• Source passage:
────────────────────────────────────────

Alternatives to the \(F\)-test are Randomization/Permutation Tests, the Kruskal-Wallis Test, and Welch’s Test. Also, Weighted Least Squares can be implemented with unequal variances.
Three departures of the model assumptions are briefly described below.
- Non-normal Errors - This is generally not too problematic for the \(F\)-test as long as data are not too far from normal with reasonable sample sizes
- Unequal Error Variances - As long as the sample sizes are approximately equal this is not a large problem for the \(F\)-test, but can be an issue with very unbalanced designs.
- Non-independence of Error Terms This can cause issues for the \(F\)-test. If each unit receives each treatment, can get a stronger test based on a Repeated Measures Design.
4.1 Randomization/Permutation Tests
These tests are based on resampling, and make no assumptions on the distribution of the error terms. The test treats the units observed in the study as a finite population of units with fixed error terms \(\epsilon_{ij}\). The model and hypothesis are of the following forms.
\[ Y_{ij}=\mu_{\bullet} + \tau_i + \epsilon_{ij} \qquad \qquad H_0:\tau_1=\cdots = \tau_r=0 \] The idea is that if this null hypothesis true, the observed values are due only to the units themselves and not to treatment/group differences. A statistic, such as \(F^*\) or \(SSTR\) is computed and saved. Then, many permutations of the \(n_T\) responses are randomly assigned to the treatment labels of sizes \(n_1,\ldots,n_r\). The statistic is computed for each permutation and saved. The \(P\)-value is the number of more extreme values than the observed statistic plus 1, divided by the number of permutations plus 1. That is, the observed value counts in both the numerator and denominator. Often the number of permutations is 9999 in practice.
This test is applied to the lifeboat training data here.
4.1.1 Example - Virtual Training for a Lifeboat Launching Task
Here we will apply the Randomization test to the Lifeboat training data. For the original sample, \(SSTR=65.664\). Note that for each permutation, the total sum of squares will be the same, \(SSTO=331.479\), so we can simply save \(SSTR\) from each permuation, as opposed to computing \(F^*\). The R code and output are given below.
## grp.trt procKnow
## 1 1 4.5614
## 2 1 6.6593
## 3 1 5.6427
## 4 1 6.4394
## 5 1 4.8635
## 6 1 0.3268
attach(vt)
### Randomization Test
n.trt <- as.vector(tapply(procKnow, grp.trt, length))
mean.trt <- as.vector(tapply(procKnow, grp.trt, mean))
mean.all <- mean(procKnow)
r <- length(n.trt)
n_T <- sum(n.trt)
(SSTR.obs <- sum(n.trt * (mean.trt - mean.all)^2))

────────────────────────────────────────

• Provided material:
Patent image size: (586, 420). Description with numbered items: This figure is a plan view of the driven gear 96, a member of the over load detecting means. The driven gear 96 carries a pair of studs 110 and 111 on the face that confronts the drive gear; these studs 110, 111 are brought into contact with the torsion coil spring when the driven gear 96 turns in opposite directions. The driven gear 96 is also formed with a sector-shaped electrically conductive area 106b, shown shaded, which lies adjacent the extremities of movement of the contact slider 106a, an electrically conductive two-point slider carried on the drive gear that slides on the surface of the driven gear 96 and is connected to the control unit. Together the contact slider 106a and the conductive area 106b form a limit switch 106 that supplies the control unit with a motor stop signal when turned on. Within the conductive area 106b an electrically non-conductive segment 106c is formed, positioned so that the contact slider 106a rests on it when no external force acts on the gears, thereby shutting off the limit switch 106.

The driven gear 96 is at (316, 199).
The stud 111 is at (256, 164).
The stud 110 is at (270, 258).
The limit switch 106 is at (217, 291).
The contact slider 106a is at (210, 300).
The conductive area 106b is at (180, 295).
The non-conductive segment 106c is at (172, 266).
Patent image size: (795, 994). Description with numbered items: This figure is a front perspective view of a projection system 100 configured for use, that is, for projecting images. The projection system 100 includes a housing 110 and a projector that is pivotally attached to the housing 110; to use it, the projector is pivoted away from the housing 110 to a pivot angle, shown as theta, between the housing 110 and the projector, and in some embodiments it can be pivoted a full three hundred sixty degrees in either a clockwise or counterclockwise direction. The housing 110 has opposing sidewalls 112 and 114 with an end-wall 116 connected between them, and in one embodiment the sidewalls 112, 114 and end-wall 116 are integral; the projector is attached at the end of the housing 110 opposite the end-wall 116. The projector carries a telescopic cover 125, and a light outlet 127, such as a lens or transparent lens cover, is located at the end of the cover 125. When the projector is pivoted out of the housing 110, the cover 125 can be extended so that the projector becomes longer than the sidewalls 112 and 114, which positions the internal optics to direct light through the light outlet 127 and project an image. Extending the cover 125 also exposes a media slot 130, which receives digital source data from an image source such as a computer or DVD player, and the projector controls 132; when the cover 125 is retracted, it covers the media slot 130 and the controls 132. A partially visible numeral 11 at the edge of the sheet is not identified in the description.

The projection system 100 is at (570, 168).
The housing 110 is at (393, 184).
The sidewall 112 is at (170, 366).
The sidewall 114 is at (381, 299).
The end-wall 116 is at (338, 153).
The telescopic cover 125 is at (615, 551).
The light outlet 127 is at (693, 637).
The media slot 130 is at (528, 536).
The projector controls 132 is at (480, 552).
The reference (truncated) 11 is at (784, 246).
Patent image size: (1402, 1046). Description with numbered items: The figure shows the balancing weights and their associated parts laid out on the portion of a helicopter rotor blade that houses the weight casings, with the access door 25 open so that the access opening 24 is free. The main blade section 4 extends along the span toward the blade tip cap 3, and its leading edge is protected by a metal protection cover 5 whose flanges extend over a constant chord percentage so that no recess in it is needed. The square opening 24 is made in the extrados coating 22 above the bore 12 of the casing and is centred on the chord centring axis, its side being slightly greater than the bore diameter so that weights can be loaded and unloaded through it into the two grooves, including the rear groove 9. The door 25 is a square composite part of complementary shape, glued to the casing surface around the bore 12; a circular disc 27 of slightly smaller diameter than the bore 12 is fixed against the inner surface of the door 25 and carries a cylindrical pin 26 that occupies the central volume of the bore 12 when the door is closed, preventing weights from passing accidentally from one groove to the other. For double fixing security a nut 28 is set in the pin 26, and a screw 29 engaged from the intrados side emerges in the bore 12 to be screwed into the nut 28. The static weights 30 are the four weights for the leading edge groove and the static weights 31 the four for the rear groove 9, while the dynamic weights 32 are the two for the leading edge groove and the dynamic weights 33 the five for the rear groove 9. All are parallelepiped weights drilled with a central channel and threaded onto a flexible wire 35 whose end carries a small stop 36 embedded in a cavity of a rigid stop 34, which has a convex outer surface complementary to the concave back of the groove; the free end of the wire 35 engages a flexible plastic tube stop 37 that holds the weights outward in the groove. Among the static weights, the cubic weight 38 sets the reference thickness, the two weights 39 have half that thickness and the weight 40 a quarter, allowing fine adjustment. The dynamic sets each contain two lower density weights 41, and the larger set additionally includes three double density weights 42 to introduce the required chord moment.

────────────────────────────────────────

• To-do list:
**A)** In the records, swap "plan view" for "top view" across the stretch from the start of the records through the line containing "The conductive area 106b is at (180, 295).". Return only those lines, with everything else unchanged.
**B)** Extend the passage on permutation tests from where it stops.
The records have no connection to the passage on permutation tests.

• Results of the exercise:
**A)**
Patent image size: (586, 420). Description with numbered items: This figure is a top view of the driven gear 96, a member of the over load detecting means. The driven gear 96 carries a pair of studs 110 and 111 on the face that confronts the drive gear; these studs 110, 111 are brought into contact with the torsion coil spring when the driven gear 96 turns in opposite directions. The driven gear 96 is also formed with a sector-shaped electrically conductive area 106b, shown shaded, which lies adjacent the extremities of movement of the contact slider 106a, an electrically conductive two-point slider carried on the drive gear that slides on the surface of the driven gear 96 and is connected to the control unit. Together the contact slider 106a and the conductive area 106b form a limit switch 106 that supplies the control unit with a motor stop signal when turned on. Within the conductive area 106b an electrically non-conductive segment 106c is formed, positioned so that the contact slider 106a rests on it when no external force acts on the gears, thereby shutting off the limit switch 106.

The driven gear 96 is at (316, 199).
The stud 111 is at (256, 164).
The stud 110 is at (270, 258).
The limit switch 106 is at (217, 291).
The contact slider 106a is at (210, 300).
The conductive area 106b is at (180, 295).

**B)**
## [1] 65.66393
N.perm <- 9999
set.seed(1234)
SSTR.perm <- rep(0, N.perm)
for (i in 1:N.perm) {
perm <- sample(1:n_T, n_T, replace=FALSE) ## Random permutation of 1:n_T
Y.perm <- procKnow[perm]
mean.trt.perm <- as.vector(tapply(Y.perm, grp.trt, mean))
SSTR.perm[i] <- sum(n.trt * (mean.trt.perm - mean.all)^2)
}
(perm.pvalue <- (sum(SSTR.perm >= SSTR.obs) + 1) / (N.perm + 1))
## [1] 0.005
hist(SSTR.perm, breaks="Scott", col="orange", border="blue4")
abline(v = SSTR.obs, col="green4", lwd=2)
The \(P\)-value is 0.005, which is well below 0.05. Only 49 permutations out of 9999 had larger values of \(SSTR\) than the observed data. There is strong evidence of treatment effects. \[\nabla \]
4.2 Tests for Constant Error Variances
In this section, we consider three widely used tests of equal variances among the treatments/groups. They are based on various assumptions and do not always provide the same conclusion. The three tests covered here are Hartley’s Test, Levene’s Test, and Bartlett’s Test. All tests are testing the following hypotheses.
\[ H_0:\sigma_1^2=\cdots = \sigma_r^2 \qquad H_A: \mbox{ Not all } \sigma_i^2 \mbox{ are equal} \]
4.2.1 Hartley’s Test
This test is dependent on the errors being normally distributed. Further, its derivation is based on equal sample sizes. It uses a special table of critical values available in many textbooks and online. There is a R package that purports to generate the critical values, but I have had issues with certain sample sizes/numbers of treatments in obtaining results.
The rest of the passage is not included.